Exactly as written, retype the listing below, omitting the pictures.

Items listed in a dataset
--*--

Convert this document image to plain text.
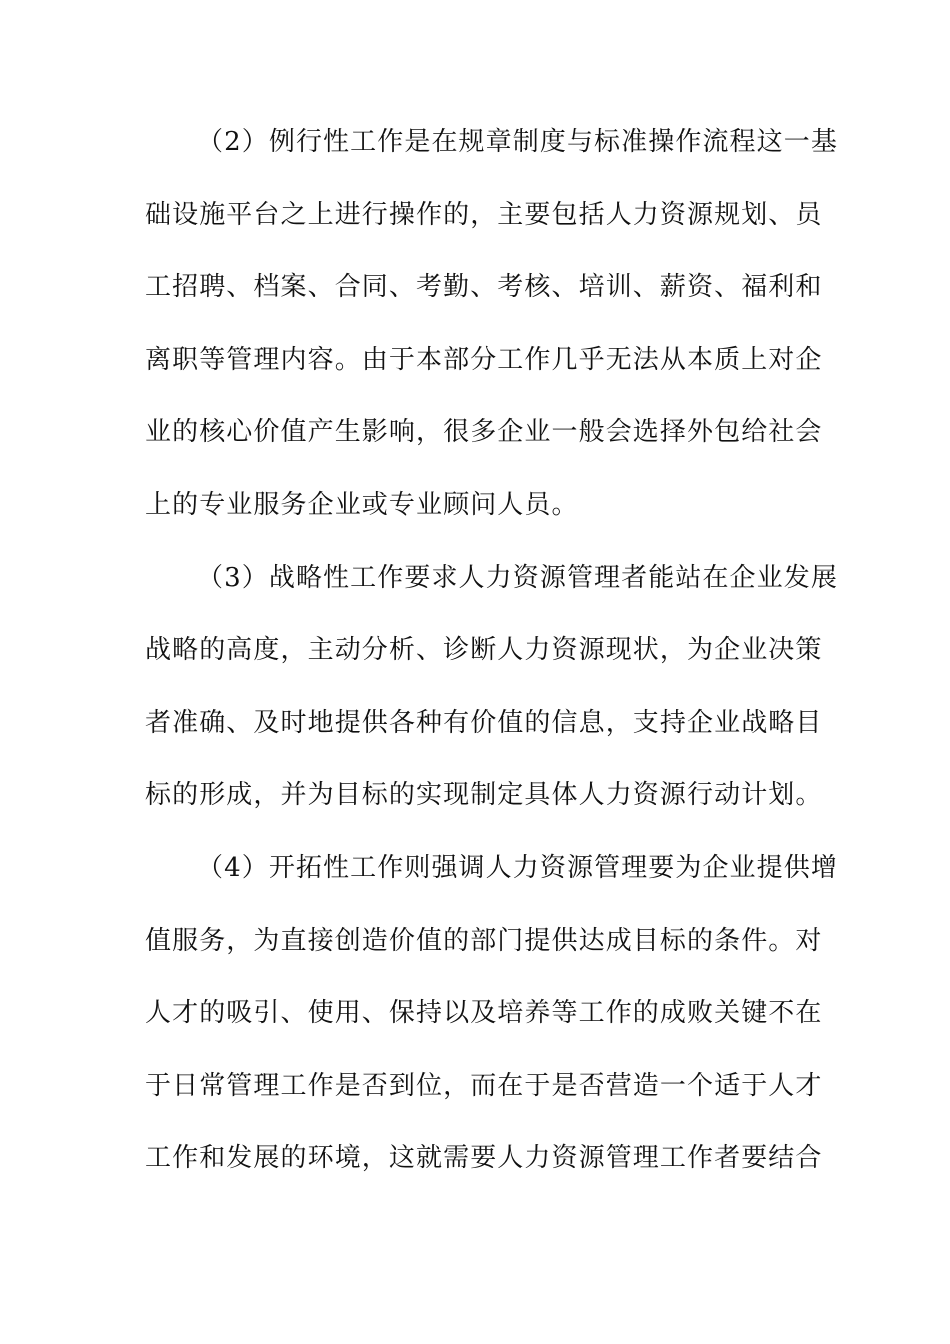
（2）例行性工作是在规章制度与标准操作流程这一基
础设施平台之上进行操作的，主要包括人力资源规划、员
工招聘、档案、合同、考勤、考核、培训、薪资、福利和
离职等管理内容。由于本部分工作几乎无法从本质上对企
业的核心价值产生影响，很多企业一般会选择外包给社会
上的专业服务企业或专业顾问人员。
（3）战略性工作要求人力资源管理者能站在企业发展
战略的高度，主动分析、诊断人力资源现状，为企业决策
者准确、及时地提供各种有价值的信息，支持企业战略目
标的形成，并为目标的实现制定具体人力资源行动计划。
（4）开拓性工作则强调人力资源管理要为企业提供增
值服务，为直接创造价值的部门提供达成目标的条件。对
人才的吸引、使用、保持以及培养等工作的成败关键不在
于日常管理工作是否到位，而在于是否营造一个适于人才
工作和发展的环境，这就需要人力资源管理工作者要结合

--*--

Output for this exercise -
Convert this document image to plain text.
（2）例行性工作是在规章制度与标准操作流程这一基
础设施平台之上进行操作的，主要包括人力资源规划、员
工招聘、档案、合同、考勤、考核、培训、薪资、福利和
离职等管理内容。由于本部分工作几乎无法从本质上对企
业的核心价值产生影响，很多企业一般会选择外包给社会
上的专业服务企业或专业顾问人员。
（3）战略性工作要求人力资源管理者能站在企业发展
战略的高度，主动分析、诊断人力资源现状，为企业决策
者准确、及时地提供各种有价值的信息，支持企业战略目
标的形成，并为目标的实现制定具体人力资源行动计划。
（4）开拓性工作则强调人力资源管理要为企业提供增
值服务，为直接创造价值的部门提供达成目标的条件。对
人才的吸引、使用、保持以及培养等工作的成败关键不在
于日常管理工作是否到位，而在于是否营造一个适于人才
工作和发展的环境，这就需要人力资源管理工作者要结合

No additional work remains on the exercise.